What you should do:
Copy all the data exactly, except the pictures.

The data:
- - -

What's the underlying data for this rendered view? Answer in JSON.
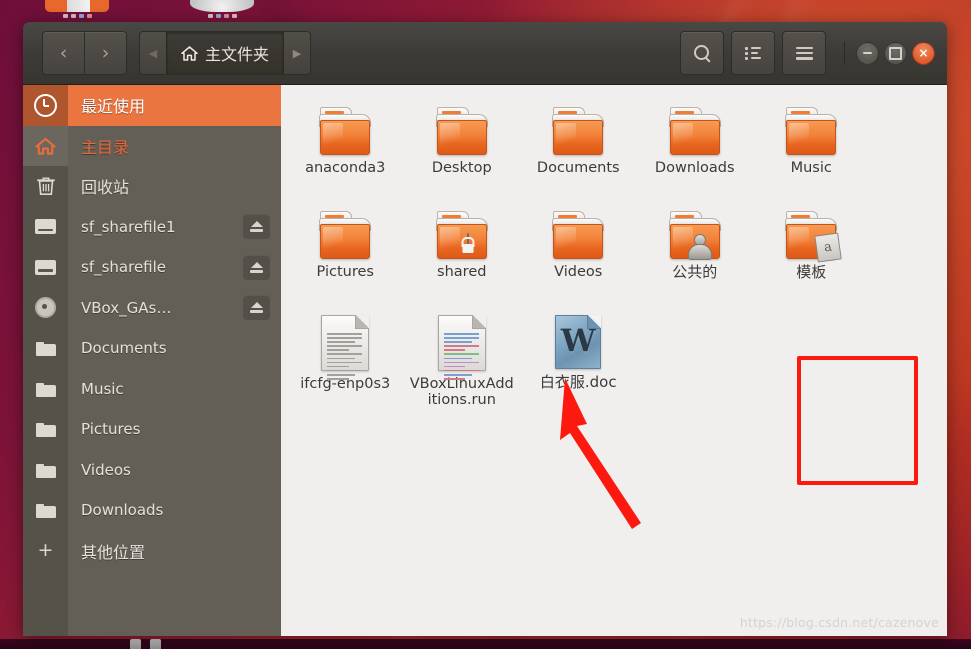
{
  "desktop": {
    "watermark": "https://blog.csdn.net/cazenove"
  },
  "window": {
    "titlebar": {
      "back_label": "‹",
      "forward_label": "›",
      "path_prev_label": "◀",
      "path_next_label": "▶",
      "breadcrumb": "主文件夹",
      "search_label": "",
      "list_view_label": "",
      "menu_label": "",
      "minimize_label": "",
      "maximize_label": "",
      "close_label": "×"
    },
    "sidebar": {
      "items": [
        {
          "label": "最近使用",
          "icon": "clock-icon",
          "state": "active",
          "eject": false,
          "cjk": true
        },
        {
          "label": "主目录",
          "icon": "home-icon",
          "state": "home",
          "eject": false,
          "cjk": true
        },
        {
          "label": "回收站",
          "icon": "trash-icon",
          "state": "",
          "eject": false,
          "cjk": true
        },
        {
          "label": "sf_sharefile1",
          "icon": "drive-icon",
          "state": "",
          "eject": true,
          "cjk": false
        },
        {
          "label": "sf_sharefile",
          "icon": "drive-icon",
          "state": "",
          "eject": true,
          "cjk": false
        },
        {
          "label": "VBox_GAs…",
          "icon": "disc-icon",
          "state": "",
          "eject": true,
          "cjk": false
        },
        {
          "label": "Documents",
          "icon": "folder-icon",
          "state": "",
          "eject": false,
          "cjk": false
        },
        {
          "label": "Music",
          "icon": "folder-icon",
          "state": "",
          "eject": false,
          "cjk": false
        },
        {
          "label": "Pictures",
          "icon": "folder-icon",
          "state": "",
          "eject": false,
          "cjk": false
        },
        {
          "label": "Videos",
          "icon": "folder-icon",
          "state": "",
          "eject": false,
          "cjk": false
        },
        {
          "label": "Downloads",
          "icon": "folder-icon",
          "state": "",
          "eject": false,
          "cjk": false
        },
        {
          "label": "其他位置",
          "icon": "plus-icon",
          "state": "",
          "eject": false,
          "cjk": true
        }
      ]
    },
    "files": [
      {
        "name": "anaconda3",
        "type": "folder",
        "badge": "",
        "cjk": false,
        "highlighted": false
      },
      {
        "name": "Desktop",
        "type": "folder",
        "badge": "",
        "cjk": false,
        "highlighted": false
      },
      {
        "name": "Documents",
        "type": "folder",
        "badge": "",
        "cjk": false,
        "highlighted": false
      },
      {
        "name": "Downloads",
        "type": "folder",
        "badge": "",
        "cjk": false,
        "highlighted": false
      },
      {
        "name": "Music",
        "type": "folder",
        "badge": "",
        "cjk": false,
        "highlighted": false
      },
      {
        "name": "Pictures",
        "type": "folder",
        "badge": "",
        "cjk": false,
        "highlighted": false
      },
      {
        "name": "shared",
        "type": "folder",
        "badge": "lock",
        "cjk": false,
        "highlighted": false
      },
      {
        "name": "Videos",
        "type": "folder",
        "badge": "",
        "cjk": false,
        "highlighted": false
      },
      {
        "name": "公共的",
        "type": "folder",
        "badge": "person",
        "cjk": true,
        "highlighted": false
      },
      {
        "name": "模板",
        "type": "folder",
        "badge": "template",
        "cjk": true,
        "highlighted": false
      },
      {
        "name": "ifcfg-enp0s3",
        "type": "document",
        "badge": "",
        "cjk": false,
        "highlighted": false
      },
      {
        "name": "VBoxLinuxAdditions.run",
        "type": "script",
        "badge": "",
        "cjk": false,
        "highlighted": false
      },
      {
        "name": "白衣服.doc",
        "type": "word",
        "badge": "",
        "cjk": true,
        "highlighted": true
      }
    ],
    "annotation": {
      "highlight_color": "#fc1a10",
      "arrow_color": "#fc1a10",
      "target_file": "白衣服.doc"
    }
  }
}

- - -

Exercise result:
What's the underlying data for this rendered view? Answer in JSON.
{
  "desktop": {
    "watermark": "https://blog.csdn.net/cazenove"
  },
  "window": {
    "titlebar": {
      "back_label": "‹",
      "forward_label": "›",
      "path_prev_label": "◀",
      "path_next_label": "▶",
      "breadcrumb": "主文件夹",
      "search_label": "",
      "list_view_label": "",
      "menu_label": "",
      "minimize_label": "",
      "maximize_label": "",
      "close_label": "×"
    },
    "sidebar": {
      "items": [
        {
          "label": "最近使用",
          "icon": "clock-icon",
          "state": "active",
          "eject": false,
          "cjk": true
        },
        {
          "label": "主目录",
          "icon": "home-icon",
          "state": "home",
          "eject": false,
          "cjk": true
        },
        {
          "label": "回收站",
          "icon": "trash-icon",
          "state": "",
          "eject": false,
          "cjk": true
        },
        {
          "label": "sf_sharefile1",
          "icon": "drive-icon",
          "state": "",
          "eject": true,
          "cjk": false
        },
        {
          "label": "sf_sharefile",
          "icon": "drive-icon",
          "state": "",
          "eject": true,
          "cjk": false
        },
        {
          "label": "VBox_GAs…",
          "icon": "disc-icon",
          "state": "",
          "eject": true,
          "cjk": false
        },
        {
          "label": "Documents",
          "icon": "folder-icon",
          "state": "",
          "eject": false,
          "cjk": false
        },
        {
          "label": "Music",
          "icon": "folder-icon",
          "state": "",
          "eject": false,
          "cjk": false
        },
        {
          "label": "Pictures",
          "icon": "folder-icon",
          "state": "",
          "eject": false,
          "cjk": false
        },
        {
          "label": "Videos",
          "icon": "folder-icon",
          "state": "",
          "eject": false,
          "cjk": false
        },
        {
          "label": "Downloads",
          "icon": "folder-icon",
          "state": "",
          "eject": false,
          "cjk": false
        },
        {
          "label": "其他位置",
          "icon": "plus-icon",
          "state": "",
          "eject": false,
          "cjk": true
        }
      ]
    },
    "files": [
      {
        "name": "anaconda3",
        "type": "folder",
        "badge": "",
        "cjk": false,
        "highlighted": false
      },
      {
        "name": "Desktop",
        "type": "folder",
        "badge": "",
        "cjk": false,
        "highlighted": false
      },
      {
        "name": "Documents",
        "type": "folder",
        "badge": "",
        "cjk": false,
        "highlighted": false
      },
      {
        "name": "Downloads",
        "type": "folder",
        "badge": "",
        "cjk": false,
        "highlighted": false
      },
      {
        "name": "Music",
        "type": "folder",
        "badge": "",
        "cjk": false,
        "highlighted": false
      },
      {
        "name": "Pictures",
        "type": "folder",
        "badge": "",
        "cjk": false,
        "highlighted": false
      },
      {
        "name": "shared",
        "type": "folder",
        "badge": "lock",
        "cjk": false,
        "highlighted": false
      },
      {
        "name": "Videos",
        "type": "folder",
        "badge": "",
        "cjk": false,
        "highlighted": false
      },
      {
        "name": "公共的",
        "type": "folder",
        "badge": "person",
        "cjk": true,
        "highlighted": false
      },
      {
        "name": "模板",
        "type": "folder",
        "badge": "template",
        "cjk": true,
        "highlighted": false
      },
      {
        "name": "ifcfg-enp0s3",
        "type": "document",
        "badge": "",
        "cjk": false,
        "highlighted": false
      },
      {
        "name": "VBoxLinuxAdditions.run",
        "type": "script",
        "badge": "",
        "cjk": false,
        "highlighted": false
      },
      {
        "name": "白衣服.doc",
        "type": "word",
        "badge": "",
        "cjk": true,
        "highlighted": true
      }
    ],
    "annotation": {
      "highlight_color": "#fc1a10",
      "arrow_color": "#fc1a10",
      "target_file": "白衣服.doc"
    }
  }
}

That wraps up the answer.